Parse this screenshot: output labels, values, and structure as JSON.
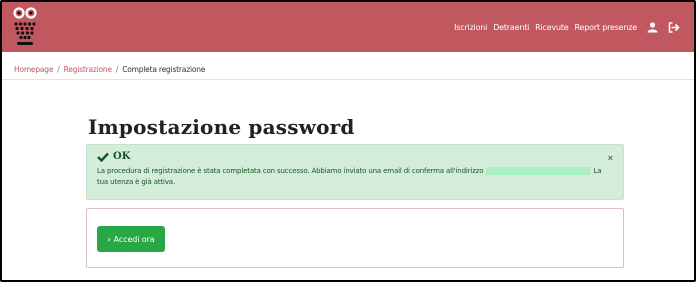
{
  "nav": {
    "items": [
      "Iscrizioni",
      "Detraenti",
      "Ricevute",
      "Report presenze"
    ],
    "brand_color": "#c1585f",
    "icons": [
      "user-icon",
      "logout-icon"
    ]
  },
  "breadcrumb": {
    "home": "Homepage",
    "section": "Registrazione",
    "separator": "/",
    "current": "Completa registrazione"
  },
  "page": {
    "title": "Impostazione password"
  },
  "alert": {
    "title": "OK",
    "close": "×",
    "text_before": "La procedura di registrazione è stata completata con successo. Abbiamo inviato una email di conferma all'indirizzo",
    "text_after": "La tua utenza è già attiva.",
    "color": "#d4edda"
  },
  "card": {
    "button_label": "Accedi ora",
    "button_chevron": "›",
    "button_color": "#28a745"
  }
}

- - -

# WHAT IS NEEDED:
How many lines of the listing above include the word "title"? State the number and nothing else.

# ANSWER TO THE PROBLEM:
2